Exercise: Restate the records below word for word.

[Saved entries]
════

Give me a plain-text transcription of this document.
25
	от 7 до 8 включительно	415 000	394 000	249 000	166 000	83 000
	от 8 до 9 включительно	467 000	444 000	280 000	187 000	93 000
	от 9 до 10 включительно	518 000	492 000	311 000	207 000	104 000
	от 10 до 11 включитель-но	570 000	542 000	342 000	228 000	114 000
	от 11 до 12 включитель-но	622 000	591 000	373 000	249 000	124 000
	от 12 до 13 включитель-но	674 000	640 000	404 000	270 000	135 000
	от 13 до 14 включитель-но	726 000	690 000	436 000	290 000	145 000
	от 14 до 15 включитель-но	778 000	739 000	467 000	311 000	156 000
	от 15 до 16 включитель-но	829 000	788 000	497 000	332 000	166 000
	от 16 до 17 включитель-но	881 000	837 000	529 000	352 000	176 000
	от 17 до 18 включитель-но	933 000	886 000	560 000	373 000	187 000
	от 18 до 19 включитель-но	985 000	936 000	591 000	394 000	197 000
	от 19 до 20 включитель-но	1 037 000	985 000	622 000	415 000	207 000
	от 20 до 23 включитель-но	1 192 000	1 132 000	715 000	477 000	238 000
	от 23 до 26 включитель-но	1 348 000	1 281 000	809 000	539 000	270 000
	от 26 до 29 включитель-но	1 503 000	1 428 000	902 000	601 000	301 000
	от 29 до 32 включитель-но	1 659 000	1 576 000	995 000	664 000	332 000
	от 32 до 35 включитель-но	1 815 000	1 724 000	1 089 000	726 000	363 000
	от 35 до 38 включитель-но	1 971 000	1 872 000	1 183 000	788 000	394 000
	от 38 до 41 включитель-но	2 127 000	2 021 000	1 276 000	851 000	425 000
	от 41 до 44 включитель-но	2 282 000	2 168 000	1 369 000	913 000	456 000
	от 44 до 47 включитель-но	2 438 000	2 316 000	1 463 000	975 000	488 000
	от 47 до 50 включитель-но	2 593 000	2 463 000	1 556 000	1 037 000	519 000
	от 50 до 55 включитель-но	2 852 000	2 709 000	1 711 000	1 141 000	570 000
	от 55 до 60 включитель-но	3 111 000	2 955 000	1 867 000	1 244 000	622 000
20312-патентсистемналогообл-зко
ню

════

Right answer:
Give me a plain-text transcription of this document.
25
	от 7 до 8 включительно	415 000	394 000	249 000	166 000	83 000
	от 8 до 9 включительно	467 000	444 000	280 000	187 000	93 000
	от 9 до 10 включительно	518 000	492 000	311 000	207 000	104 000
	от 10 до 11 включитель-но	570 000	542 000	342 000	228 000	114 000
	от 11 до 12 включитель-но	622 000	591 000	373 000	249 000	124 000
	от 12 до 13 включитель-но	674 000	640 000	404 000	270 000	135 000
	от 13 до 14 включитель-но	726 000	690 000	436 000	290 000	145 000
	от 14 до 15 включитель-но	778 000	739 000	467 000	311 000	156 000
	от 15 до 16 включитель-но	829 000	788 000	497 000	332 000	166 000
	от 16 до 17 включитель-но	881 000	837 000	529 000	352 000	176 000
	от 17 до 18 включитель-но	933 000	886 000	560 000	373 000	187 000
	от 18 до 19 включитель-но	985 000	936 000	591 000	394 000	197 000
	от 19 до 20 включитель-но	1 037 000	985 000	622 000	415 000	207 000
	от 20 до 23 включитель-но	1 192 000	1 132 000	715 000	477 000	238 000
	от 23 до 26 включитель-но	1 348 000	1 281 000	809 000	539 000	270 000
	от 26 до 29 включитель-но	1 503 000	1 428 000	902 000	601 000	301 000
	от 29 до 32 включитель-но	1 659 000	1 576 000	995 000	664 000	332 000
	от 32 до 35 включитель-но	1 815 000	1 724 000	1 089 000	726 000	363 000
	от 35 до 38 включитель-но	1 971 000	1 872 000	1 183 000	788 000	394 000
	от 38 до 41 включитель-но	2 127 000	2 021 000	1 276 000	851 000	425 000
	от 41 до 44 включитель-но	2 282 000	2 168 000	1 369 000	913 000	456 000
	от 44 до 47 включитель-но	2 438 000	2 316 000	1 463 000	975 000	488 000
	от 47 до 50 включитель-но	2 593 000	2 463 000	1 556 000	1 037 000	519 000
	от 50 до 55 включитель-но	2 852 000	2 709 000	1 711 000	1 141 000	570 000
	от 55 до 60 включитель-но	3 111 000	2 955 000	1 867 000	1 244 000	622 000
20312-патентсистемналогообл-зко
ню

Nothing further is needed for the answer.